* **TASK DIRECTIONS**
In every row, swap each "Dropped from" for "Lost from" and write the lines out again with nothing else changed.
-- BEGIN --
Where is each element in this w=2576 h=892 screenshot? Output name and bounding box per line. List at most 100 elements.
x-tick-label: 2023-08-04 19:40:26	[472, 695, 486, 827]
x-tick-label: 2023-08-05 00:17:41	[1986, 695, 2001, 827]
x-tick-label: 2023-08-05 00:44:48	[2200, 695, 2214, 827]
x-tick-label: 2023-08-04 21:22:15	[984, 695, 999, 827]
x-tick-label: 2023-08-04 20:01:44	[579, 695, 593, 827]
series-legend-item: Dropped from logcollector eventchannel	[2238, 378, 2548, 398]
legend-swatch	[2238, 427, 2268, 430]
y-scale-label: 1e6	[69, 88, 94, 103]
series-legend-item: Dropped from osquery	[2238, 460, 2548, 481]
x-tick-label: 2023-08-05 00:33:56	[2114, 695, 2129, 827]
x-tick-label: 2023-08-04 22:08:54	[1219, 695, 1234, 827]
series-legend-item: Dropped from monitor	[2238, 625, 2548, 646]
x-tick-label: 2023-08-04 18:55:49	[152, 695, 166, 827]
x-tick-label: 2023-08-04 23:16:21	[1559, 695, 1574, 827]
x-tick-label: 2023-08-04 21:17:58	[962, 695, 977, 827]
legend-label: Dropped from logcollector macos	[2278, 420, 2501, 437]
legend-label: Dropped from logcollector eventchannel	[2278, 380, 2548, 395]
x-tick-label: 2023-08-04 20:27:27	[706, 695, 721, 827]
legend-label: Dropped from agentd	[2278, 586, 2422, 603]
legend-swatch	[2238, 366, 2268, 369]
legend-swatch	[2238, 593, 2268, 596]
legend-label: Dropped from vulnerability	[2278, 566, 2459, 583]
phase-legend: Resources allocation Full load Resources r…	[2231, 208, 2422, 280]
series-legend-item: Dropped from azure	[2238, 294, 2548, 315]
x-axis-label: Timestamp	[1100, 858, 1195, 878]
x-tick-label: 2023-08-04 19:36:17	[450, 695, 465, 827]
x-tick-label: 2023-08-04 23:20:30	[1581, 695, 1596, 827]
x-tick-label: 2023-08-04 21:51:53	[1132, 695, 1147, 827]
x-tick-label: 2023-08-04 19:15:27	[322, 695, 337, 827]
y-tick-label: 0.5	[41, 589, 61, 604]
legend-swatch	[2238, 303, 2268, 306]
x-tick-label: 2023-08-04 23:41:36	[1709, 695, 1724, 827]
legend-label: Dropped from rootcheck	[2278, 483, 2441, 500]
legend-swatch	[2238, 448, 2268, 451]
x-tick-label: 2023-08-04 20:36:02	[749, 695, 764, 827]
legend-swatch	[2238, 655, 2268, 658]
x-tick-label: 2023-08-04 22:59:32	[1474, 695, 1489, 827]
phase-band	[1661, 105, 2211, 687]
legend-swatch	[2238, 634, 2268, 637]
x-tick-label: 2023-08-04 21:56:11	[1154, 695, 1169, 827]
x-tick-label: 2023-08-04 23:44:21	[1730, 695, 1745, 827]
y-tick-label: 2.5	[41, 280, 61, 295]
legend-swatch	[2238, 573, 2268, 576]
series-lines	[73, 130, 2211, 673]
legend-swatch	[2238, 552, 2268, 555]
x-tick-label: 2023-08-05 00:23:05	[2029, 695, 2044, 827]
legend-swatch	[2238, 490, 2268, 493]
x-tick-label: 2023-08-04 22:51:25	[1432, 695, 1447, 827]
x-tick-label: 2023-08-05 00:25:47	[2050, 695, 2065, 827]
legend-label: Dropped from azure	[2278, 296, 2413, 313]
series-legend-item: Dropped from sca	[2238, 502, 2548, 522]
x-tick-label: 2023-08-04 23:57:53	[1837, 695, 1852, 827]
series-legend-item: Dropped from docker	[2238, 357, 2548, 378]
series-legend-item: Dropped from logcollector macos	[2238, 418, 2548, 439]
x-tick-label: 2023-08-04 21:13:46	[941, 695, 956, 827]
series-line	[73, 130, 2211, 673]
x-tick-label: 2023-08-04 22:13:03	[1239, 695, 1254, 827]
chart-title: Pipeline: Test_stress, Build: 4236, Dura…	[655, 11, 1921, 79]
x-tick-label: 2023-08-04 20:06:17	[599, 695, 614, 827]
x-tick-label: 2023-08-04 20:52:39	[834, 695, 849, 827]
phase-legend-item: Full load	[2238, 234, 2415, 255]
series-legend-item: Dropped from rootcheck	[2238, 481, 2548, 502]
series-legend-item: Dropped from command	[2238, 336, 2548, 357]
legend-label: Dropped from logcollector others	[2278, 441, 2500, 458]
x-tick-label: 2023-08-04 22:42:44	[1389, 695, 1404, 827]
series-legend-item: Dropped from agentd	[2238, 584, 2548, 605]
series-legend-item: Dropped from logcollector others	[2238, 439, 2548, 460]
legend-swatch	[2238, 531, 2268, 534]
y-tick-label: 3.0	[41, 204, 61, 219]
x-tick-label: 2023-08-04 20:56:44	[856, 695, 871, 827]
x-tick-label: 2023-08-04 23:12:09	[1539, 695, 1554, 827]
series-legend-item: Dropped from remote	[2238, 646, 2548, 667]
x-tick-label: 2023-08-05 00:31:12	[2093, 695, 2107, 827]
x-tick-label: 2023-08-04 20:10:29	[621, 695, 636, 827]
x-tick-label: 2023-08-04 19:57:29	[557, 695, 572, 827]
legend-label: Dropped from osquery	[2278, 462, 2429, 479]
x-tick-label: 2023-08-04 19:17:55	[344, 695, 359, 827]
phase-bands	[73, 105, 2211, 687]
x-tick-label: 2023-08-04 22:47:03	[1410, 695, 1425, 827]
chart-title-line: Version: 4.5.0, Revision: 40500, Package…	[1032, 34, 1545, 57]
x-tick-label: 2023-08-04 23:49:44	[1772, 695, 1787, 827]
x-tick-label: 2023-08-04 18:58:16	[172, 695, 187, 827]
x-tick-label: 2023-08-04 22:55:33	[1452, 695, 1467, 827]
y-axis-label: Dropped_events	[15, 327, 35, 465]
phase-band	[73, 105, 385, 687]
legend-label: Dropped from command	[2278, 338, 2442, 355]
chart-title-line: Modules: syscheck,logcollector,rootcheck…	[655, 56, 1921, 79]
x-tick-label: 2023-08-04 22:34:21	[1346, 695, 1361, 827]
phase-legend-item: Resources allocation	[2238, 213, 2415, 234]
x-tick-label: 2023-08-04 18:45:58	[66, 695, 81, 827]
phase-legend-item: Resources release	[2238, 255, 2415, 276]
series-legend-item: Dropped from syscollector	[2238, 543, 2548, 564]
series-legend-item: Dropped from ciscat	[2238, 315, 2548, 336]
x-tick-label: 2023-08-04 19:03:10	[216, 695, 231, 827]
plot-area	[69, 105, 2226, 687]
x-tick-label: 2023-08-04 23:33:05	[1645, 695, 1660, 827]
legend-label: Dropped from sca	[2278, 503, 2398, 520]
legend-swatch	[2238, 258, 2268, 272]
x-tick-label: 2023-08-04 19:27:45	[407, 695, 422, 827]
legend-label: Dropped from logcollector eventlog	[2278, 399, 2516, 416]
-- END --
* **REPLY**
Where is each element in this w=2576 h=892 screenshot? Output name and bounding box per line. List at most 100 elements.
x-tick-label: 2023-08-04 19:40:26	[472, 695, 486, 827]
x-tick-label: 2023-08-05 00:17:41	[1986, 695, 2001, 827]
x-tick-label: 2023-08-05 00:44:48	[2200, 695, 2214, 827]
x-tick-label: 2023-08-04 21:22:15	[984, 695, 999, 827]
x-tick-label: 2023-08-04 20:01:44	[579, 695, 593, 827]
series-legend-item: Lost from logcollector eventchannel	[2238, 378, 2548, 398]
legend-swatch	[2238, 427, 2268, 430]
y-scale-label: 1e6	[69, 88, 94, 103]
series-legend-item: Lost from osquery	[2238, 460, 2548, 481]
x-tick-label: 2023-08-05 00:33:56	[2114, 695, 2129, 827]
x-tick-label: 2023-08-04 22:08:54	[1219, 695, 1234, 827]
series-legend-item: Lost from monitor	[2238, 625, 2548, 646]
x-tick-label: 2023-08-04 18:55:49	[152, 695, 166, 827]
x-tick-label: 2023-08-04 23:16:21	[1559, 695, 1574, 827]
x-tick-label: 2023-08-04 21:17:58	[962, 695, 977, 827]
legend-label: Lost from logcollector macos	[2278, 420, 2501, 437]
legend-label: Lost from logcollector eventchannel	[2278, 380, 2548, 395]
x-tick-label: 2023-08-04 20:27:27	[706, 695, 721, 827]
legend-label: Lost from agentd	[2278, 586, 2422, 603]
legend-swatch	[2238, 366, 2268, 369]
legend-swatch	[2238, 593, 2268, 596]
legend-label: Lost from vulnerability	[2278, 566, 2459, 583]
phase-legend: Resources allocation Full load Resources r…	[2231, 208, 2422, 280]
series-legend-item: Lost from azure	[2238, 294, 2548, 315]
x-axis-label: Timestamp	[1100, 858, 1195, 878]
x-tick-label: 2023-08-04 19:36:17	[450, 695, 465, 827]
x-tick-label: 2023-08-04 23:20:30	[1581, 695, 1596, 827]
x-tick-label: 2023-08-04 21:51:53	[1132, 695, 1147, 827]
x-tick-label: 2023-08-04 19:15:27	[322, 695, 337, 827]
y-tick-label: 0.5	[41, 589, 61, 604]
legend-swatch	[2238, 303, 2268, 306]
x-tick-label: 2023-08-04 23:41:36	[1709, 695, 1724, 827]
legend-label: Lost from rootcheck	[2278, 483, 2441, 500]
legend-swatch	[2238, 448, 2268, 451]
x-tick-label: 2023-08-04 20:36:02	[749, 695, 764, 827]
legend-swatch	[2238, 655, 2268, 658]
x-tick-label: 2023-08-04 22:59:32	[1474, 695, 1489, 827]
phase-band	[1661, 105, 2211, 687]
legend-swatch	[2238, 634, 2268, 637]
x-tick-label: 2023-08-04 21:56:11	[1154, 695, 1169, 827]
x-tick-label: 2023-08-04 23:44:21	[1730, 695, 1745, 827]
y-tick-label: 2.5	[41, 280, 61, 295]
legend-swatch	[2238, 573, 2268, 576]
series-lines	[73, 130, 2211, 673]
legend-swatch	[2238, 552, 2268, 555]
x-tick-label: 2023-08-05 00:23:05	[2029, 695, 2044, 827]
legend-swatch	[2238, 490, 2268, 493]
x-tick-label: 2023-08-04 22:51:25	[1432, 695, 1447, 827]
x-tick-label: 2023-08-05 00:25:47	[2050, 695, 2065, 827]
legend-label: Lost from azure	[2278, 296, 2413, 313]
series-legend-item: Lost from sca	[2238, 502, 2548, 522]
x-tick-label: 2023-08-04 23:57:53	[1837, 695, 1852, 827]
series-legend-item: Lost from docker	[2238, 357, 2548, 378]
series-legend-item: Lost from logcollector macos	[2238, 418, 2548, 439]
x-tick-label: 2023-08-04 21:13:46	[941, 695, 956, 827]
series-line	[73, 130, 2211, 673]
x-tick-label: 2023-08-04 22:13:03	[1239, 695, 1254, 827]
chart-title: Pipeline: Test_stress, Build: 4236, Dura…	[655, 11, 1921, 79]
x-tick-label: 2023-08-04 20:06:17	[599, 695, 614, 827]
x-tick-label: 2023-08-04 20:52:39	[834, 695, 849, 827]
phase-legend-item: Full load	[2238, 234, 2415, 255]
series-legend-item: Lost from rootcheck	[2238, 481, 2548, 502]
series-legend-item: Lost from command	[2238, 336, 2548, 357]
legend-label: Lost from logcollector others	[2278, 441, 2500, 458]
x-tick-label: 2023-08-04 22:42:44	[1389, 695, 1404, 827]
series-legend-item: Lost from agentd	[2238, 584, 2548, 605]
series-legend-item: Lost from logcollector others	[2238, 439, 2548, 460]
legend-swatch	[2238, 531, 2268, 534]
y-tick-label: 3.0	[41, 204, 61, 219]
x-tick-label: 2023-08-04 20:56:44	[856, 695, 871, 827]
x-tick-label: 2023-08-04 23:12:09	[1539, 695, 1554, 827]
series-legend-item: Lost from remote	[2238, 646, 2548, 667]
x-tick-label: 2023-08-05 00:31:12	[2093, 695, 2107, 827]
x-tick-label: 2023-08-04 20:10:29	[621, 695, 636, 827]
x-tick-label: 2023-08-04 19:57:29	[557, 695, 572, 827]
legend-label: Lost from osquery	[2278, 462, 2429, 479]
x-tick-label: 2023-08-04 19:17:55	[344, 695, 359, 827]
phase-bands	[73, 105, 2211, 687]
x-tick-label: 2023-08-04 22:47:03	[1410, 695, 1425, 827]
chart-title-line: Version: 4.5.0, Revision: 40500, Package…	[1032, 34, 1545, 57]
x-tick-label: 2023-08-04 23:49:44	[1772, 695, 1787, 827]
x-tick-label: 2023-08-04 18:58:16	[172, 695, 187, 827]
x-tick-label: 2023-08-04 22:55:33	[1452, 695, 1467, 827]
y-axis-label: Dropped_events	[15, 327, 35, 465]
phase-band	[73, 105, 385, 687]
legend-label: Lost from command	[2278, 338, 2442, 355]
chart-title-line: Modules: syscheck,logcollector,rootcheck…	[655, 56, 1921, 79]
x-tick-label: 2023-08-04 22:34:21	[1346, 695, 1361, 827]
phase-legend-item: Resources allocation	[2238, 213, 2415, 234]
x-tick-label: 2023-08-04 18:45:58	[66, 695, 81, 827]
phase-legend-item: Resources release	[2238, 255, 2415, 276]
series-legend-item: Lost from syscollector	[2238, 543, 2548, 564]
series-legend-item: Lost from ciscat	[2238, 315, 2548, 336]
x-tick-label: 2023-08-04 19:03:10	[216, 695, 231, 827]
plot-area	[69, 105, 2226, 687]
x-tick-label: 2023-08-04 23:33:05	[1645, 695, 1660, 827]
legend-label: Lost from sca	[2278, 503, 2398, 520]
legend-swatch	[2238, 258, 2268, 272]
x-tick-label: 2023-08-04 19:27:45	[407, 695, 422, 827]
legend-label: Lost from logcollector eventlog	[2278, 399, 2516, 416]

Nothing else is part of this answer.